Your task:
Retype every entry word for word.

Extracted records:

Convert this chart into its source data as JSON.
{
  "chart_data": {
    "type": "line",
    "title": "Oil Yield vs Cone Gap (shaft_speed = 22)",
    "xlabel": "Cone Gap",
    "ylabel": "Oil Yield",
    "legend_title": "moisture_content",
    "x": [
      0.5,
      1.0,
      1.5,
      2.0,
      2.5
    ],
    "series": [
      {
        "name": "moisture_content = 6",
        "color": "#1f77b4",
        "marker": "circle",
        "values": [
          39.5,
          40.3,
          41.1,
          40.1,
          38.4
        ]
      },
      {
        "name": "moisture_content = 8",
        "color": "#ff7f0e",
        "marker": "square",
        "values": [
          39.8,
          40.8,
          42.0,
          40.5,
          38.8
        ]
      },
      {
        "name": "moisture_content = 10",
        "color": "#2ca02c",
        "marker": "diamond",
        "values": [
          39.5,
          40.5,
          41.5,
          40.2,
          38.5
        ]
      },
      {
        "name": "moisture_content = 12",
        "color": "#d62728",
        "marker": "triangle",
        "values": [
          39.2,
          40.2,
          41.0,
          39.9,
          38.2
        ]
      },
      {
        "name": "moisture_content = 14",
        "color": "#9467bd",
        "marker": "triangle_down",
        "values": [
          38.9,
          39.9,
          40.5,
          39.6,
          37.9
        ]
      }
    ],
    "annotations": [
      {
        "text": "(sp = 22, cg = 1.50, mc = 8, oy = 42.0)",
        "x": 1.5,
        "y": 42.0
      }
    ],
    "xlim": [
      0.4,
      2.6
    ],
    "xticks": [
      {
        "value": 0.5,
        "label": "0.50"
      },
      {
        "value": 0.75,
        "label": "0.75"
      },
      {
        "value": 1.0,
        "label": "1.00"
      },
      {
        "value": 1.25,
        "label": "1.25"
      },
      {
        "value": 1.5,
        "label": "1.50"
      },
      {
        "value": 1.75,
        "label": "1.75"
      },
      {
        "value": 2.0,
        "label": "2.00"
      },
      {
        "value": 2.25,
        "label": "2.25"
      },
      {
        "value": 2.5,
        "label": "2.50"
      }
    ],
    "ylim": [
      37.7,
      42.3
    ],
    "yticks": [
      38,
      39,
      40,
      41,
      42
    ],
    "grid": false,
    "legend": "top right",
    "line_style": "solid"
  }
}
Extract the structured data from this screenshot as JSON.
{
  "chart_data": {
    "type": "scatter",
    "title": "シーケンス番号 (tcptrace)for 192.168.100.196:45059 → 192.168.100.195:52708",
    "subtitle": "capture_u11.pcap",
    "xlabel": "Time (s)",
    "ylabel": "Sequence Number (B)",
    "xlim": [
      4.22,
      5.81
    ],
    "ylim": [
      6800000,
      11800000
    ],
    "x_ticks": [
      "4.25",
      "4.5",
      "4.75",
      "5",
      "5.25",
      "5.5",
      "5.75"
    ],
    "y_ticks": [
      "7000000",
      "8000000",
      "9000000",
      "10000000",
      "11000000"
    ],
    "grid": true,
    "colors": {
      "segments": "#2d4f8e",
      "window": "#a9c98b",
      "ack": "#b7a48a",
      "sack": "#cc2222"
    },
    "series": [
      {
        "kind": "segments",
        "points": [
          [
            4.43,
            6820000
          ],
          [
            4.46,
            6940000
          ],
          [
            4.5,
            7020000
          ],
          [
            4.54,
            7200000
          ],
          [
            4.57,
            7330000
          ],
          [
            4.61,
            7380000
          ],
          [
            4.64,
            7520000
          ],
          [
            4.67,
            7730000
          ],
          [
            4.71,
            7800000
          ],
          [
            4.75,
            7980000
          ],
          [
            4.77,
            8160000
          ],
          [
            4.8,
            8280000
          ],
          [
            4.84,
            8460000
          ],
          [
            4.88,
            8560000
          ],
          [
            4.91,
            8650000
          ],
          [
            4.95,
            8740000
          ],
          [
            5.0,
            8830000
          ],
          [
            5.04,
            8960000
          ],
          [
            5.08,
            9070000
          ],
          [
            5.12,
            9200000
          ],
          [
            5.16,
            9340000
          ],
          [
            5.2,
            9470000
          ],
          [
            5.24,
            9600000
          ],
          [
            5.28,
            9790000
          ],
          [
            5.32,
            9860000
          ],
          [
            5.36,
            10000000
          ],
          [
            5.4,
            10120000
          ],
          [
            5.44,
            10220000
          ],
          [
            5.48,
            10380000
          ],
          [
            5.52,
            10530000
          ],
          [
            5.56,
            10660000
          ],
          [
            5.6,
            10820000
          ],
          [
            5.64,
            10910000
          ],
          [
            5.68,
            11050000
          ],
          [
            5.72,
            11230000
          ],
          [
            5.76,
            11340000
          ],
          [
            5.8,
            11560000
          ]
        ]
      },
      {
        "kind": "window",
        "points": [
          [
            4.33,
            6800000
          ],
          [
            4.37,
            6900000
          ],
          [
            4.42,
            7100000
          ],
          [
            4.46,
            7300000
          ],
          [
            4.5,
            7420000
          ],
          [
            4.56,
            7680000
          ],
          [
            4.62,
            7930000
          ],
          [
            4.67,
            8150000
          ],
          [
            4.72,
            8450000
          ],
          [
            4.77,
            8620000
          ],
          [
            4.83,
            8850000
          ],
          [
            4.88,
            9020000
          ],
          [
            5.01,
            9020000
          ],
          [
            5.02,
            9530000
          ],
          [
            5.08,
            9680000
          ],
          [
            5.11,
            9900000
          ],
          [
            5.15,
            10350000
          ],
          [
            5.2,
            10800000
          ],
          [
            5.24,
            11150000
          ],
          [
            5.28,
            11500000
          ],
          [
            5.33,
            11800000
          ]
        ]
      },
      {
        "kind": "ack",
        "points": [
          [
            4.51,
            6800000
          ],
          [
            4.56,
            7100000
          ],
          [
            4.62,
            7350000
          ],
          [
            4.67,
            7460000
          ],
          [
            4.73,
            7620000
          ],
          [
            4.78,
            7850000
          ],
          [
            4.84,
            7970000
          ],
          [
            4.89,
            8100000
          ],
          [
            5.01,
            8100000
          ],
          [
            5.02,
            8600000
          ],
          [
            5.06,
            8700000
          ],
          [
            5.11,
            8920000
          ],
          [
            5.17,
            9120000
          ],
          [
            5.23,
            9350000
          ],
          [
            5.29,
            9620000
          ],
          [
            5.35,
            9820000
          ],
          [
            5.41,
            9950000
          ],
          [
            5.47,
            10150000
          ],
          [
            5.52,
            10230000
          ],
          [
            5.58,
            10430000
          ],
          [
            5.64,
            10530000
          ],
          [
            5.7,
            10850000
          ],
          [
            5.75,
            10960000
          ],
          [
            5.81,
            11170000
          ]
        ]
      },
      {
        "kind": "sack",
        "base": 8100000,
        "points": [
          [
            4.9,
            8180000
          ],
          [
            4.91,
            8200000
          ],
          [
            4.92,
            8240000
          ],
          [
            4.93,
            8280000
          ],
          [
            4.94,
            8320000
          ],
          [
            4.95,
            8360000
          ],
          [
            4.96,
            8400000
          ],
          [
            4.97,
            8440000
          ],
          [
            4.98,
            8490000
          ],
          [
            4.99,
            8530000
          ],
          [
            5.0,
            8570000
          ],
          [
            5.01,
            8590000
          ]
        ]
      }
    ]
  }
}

Result of this task:
Convert this chart into its source data as JSON.
{
  "chart_data": {
    "type": "line",
    "title": "Oil Yield vs Cone Gap (shaft_speed = 22)",
    "xlabel": "Cone Gap",
    "ylabel": "Oil Yield",
    "legend_title": "moisture_content",
    "x": [
      0.5,
      1.0,
      1.5,
      2.0,
      2.5
    ],
    "series": [
      {
        "name": "moisture_content = 6",
        "color": "#1f77b4",
        "marker": "circle",
        "values": [
          39.5,
          40.3,
          41.1,
          40.1,
          38.4
        ]
      },
      {
        "name": "moisture_content = 8",
        "color": "#ff7f0e",
        "marker": "square",
        "values": [
          39.8,
          40.8,
          42.0,
          40.5,
          38.8
        ]
      },
      {
        "name": "moisture_content = 10",
        "color": "#2ca02c",
        "marker": "diamond",
        "values": [
          39.5,
          40.5,
          41.5,
          40.2,
          38.5
        ]
      },
      {
        "name": "moisture_content = 12",
        "color": "#d62728",
        "marker": "triangle",
        "values": [
          39.2,
          40.2,
          41.0,
          39.9,
          38.2
        ]
      },
      {
        "name": "moisture_content = 14",
        "color": "#9467bd",
        "marker": "triangle_down",
        "values": [
          38.9,
          39.9,
          40.5,
          39.6,
          37.9
        ]
      }
    ],
    "annotations": [
      {
        "text": "(sp = 22, cg = 1.50, mc = 8, oy = 42.0)",
        "x": 1.5,
        "y": 42.0
      }
    ],
    "xlim": [
      0.4,
      2.6
    ],
    "xticks": [
      {
        "value": 0.5,
        "label": "0.50"
      },
      {
        "value": 0.75,
        "label": "0.75"
      },
      {
        "value": 1.0,
        "label": "1.00"
      },
      {
        "value": 1.25,
        "label": "1.25"
      },
      {
        "value": 1.5,
        "label": "1.50"
      },
      {
        "value": 1.75,
        "label": "1.75"
      },
      {
        "value": 2.0,
        "label": "2.00"
      },
      {
        "value": 2.25,
        "label": "2.25"
      },
      {
        "value": 2.5,
        "label": "2.50"
      }
    ],
    "ylim": [
      37.7,
      42.3
    ],
    "yticks": [
      38,
      39,
      40,
      41,
      42
    ],
    "grid": false,
    "legend": "top right",
    "line_style": "solid"
  }
}
Extract the structured data from this screenshot as JSON.
{
  "chart_data": {
    "type": "scatter",
    "title": "シーケンス番号 (tcptrace)for 192.168.100.196:45059 → 192.168.100.195:52708",
    "subtitle": "capture_u11.pcap",
    "xlabel": "Time (s)",
    "ylabel": "Sequence Number (B)",
    "xlim": [
      4.22,
      5.81
    ],
    "ylim": [
      6800000,
      11800000
    ],
    "x_ticks": [
      "4.25",
      "4.5",
      "4.75",
      "5",
      "5.25",
      "5.5",
      "5.75"
    ],
    "y_ticks": [
      "7000000",
      "8000000",
      "9000000",
      "10000000",
      "11000000"
    ],
    "grid": true,
    "colors": {
      "segments": "#2d4f8e",
      "window": "#a9c98b",
      "ack": "#b7a48a",
      "sack": "#cc2222"
    },
    "series": [
      {
        "kind": "segments",
        "points": [
          [
            4.43,
            6820000
          ],
          [
            4.46,
            6940000
          ],
          [
            4.5,
            7020000
          ],
          [
            4.54,
            7200000
          ],
          [
            4.57,
            7330000
          ],
          [
            4.61,
            7380000
          ],
          [
            4.64,
            7520000
          ],
          [
            4.67,
            7730000
          ],
          [
            4.71,
            7800000
          ],
          [
            4.75,
            7980000
          ],
          [
            4.77,
            8160000
          ],
          [
            4.8,
            8280000
          ],
          [
            4.84,
            8460000
          ],
          [
            4.88,
            8560000
          ],
          [
            4.91,
            8650000
          ],
          [
            4.95,
            8740000
          ],
          [
            5.0,
            8830000
          ],
          [
            5.04,
            8960000
          ],
          [
            5.08,
            9070000
          ],
          [
            5.12,
            9200000
          ],
          [
            5.16,
            9340000
          ],
          [
            5.2,
            9470000
          ],
          [
            5.24,
            9600000
          ],
          [
            5.28,
            9790000
          ],
          [
            5.32,
            9860000
          ],
          [
            5.36,
            10000000
          ],
          [
            5.4,
            10120000
          ],
          [
            5.44,
            10220000
          ],
          [
            5.48,
            10380000
          ],
          [
            5.52,
            10530000
          ],
          [
            5.56,
            10660000
          ],
          [
            5.6,
            10820000
          ],
          [
            5.64,
            10910000
          ],
          [
            5.68,
            11050000
          ],
          [
            5.72,
            11230000
          ],
          [
            5.76,
            11340000
          ],
          [
            5.8,
            11560000
          ]
        ]
      },
      {
        "kind": "window",
        "points": [
          [
            4.33,
            6800000
          ],
          [
            4.37,
            6900000
          ],
          [
            4.42,
            7100000
          ],
          [
            4.46,
            7300000
          ],
          [
            4.5,
            7420000
          ],
          [
            4.56,
            7680000
          ],
          [
            4.62,
            7930000
          ],
          [
            4.67,
            8150000
          ],
          [
            4.72,
            8450000
          ],
          [
            4.77,
            8620000
          ],
          [
            4.83,
            8850000
          ],
          [
            4.88,
            9020000
          ],
          [
            5.01,
            9020000
          ],
          [
            5.02,
            9530000
          ],
          [
            5.08,
            9680000
          ],
          [
            5.11,
            9900000
          ],
          [
            5.15,
            10350000
          ],
          [
            5.2,
            10800000
          ],
          [
            5.24,
            11150000
          ],
          [
            5.28,
            11500000
          ],
          [
            5.33,
            11800000
          ]
        ]
      },
      {
        "kind": "ack",
        "points": [
          [
            4.51,
            6800000
          ],
          [
            4.56,
            7100000
          ],
          [
            4.62,
            7350000
          ],
          [
            4.67,
            7460000
          ],
          [
            4.73,
            7620000
          ],
          [
            4.78,
            7850000
          ],
          [
            4.84,
            7970000
          ],
          [
            4.89,
            8100000
          ],
          [
            5.01,
            8100000
          ],
          [
            5.02,
            8600000
          ],
          [
            5.06,
            8700000
          ],
          [
            5.11,
            8920000
          ],
          [
            5.17,
            9120000
          ],
          [
            5.23,
            9350000
          ],
          [
            5.29,
            9620000
          ],
          [
            5.35,
            9820000
          ],
          [
            5.41,
            9950000
          ],
          [
            5.47,
            10150000
          ],
          [
            5.52,
            10230000
          ],
          [
            5.58,
            10430000
          ],
          [
            5.64,
            10530000
          ],
          [
            5.7,
            10850000
          ],
          [
            5.75,
            10960000
          ],
          [
            5.81,
            11170000
          ]
        ]
      },
      {
        "kind": "sack",
        "base": 8100000,
        "points": [
          [
            4.9,
            8180000
          ],
          [
            4.91,
            8200000
          ],
          [
            4.92,
            8240000
          ],
          [
            4.93,
            8280000
          ],
          [
            4.94,
            8320000
          ],
          [
            4.95,
            8360000
          ],
          [
            4.96,
            8400000
          ],
          [
            4.97,
            8440000
          ],
          [
            4.98,
            8490000
          ],
          [
            4.99,
            8530000
          ],
          [
            5.0,
            8570000
          ],
          [
            5.01,
            8590000
          ]
        ]
      }
    ]
  }
}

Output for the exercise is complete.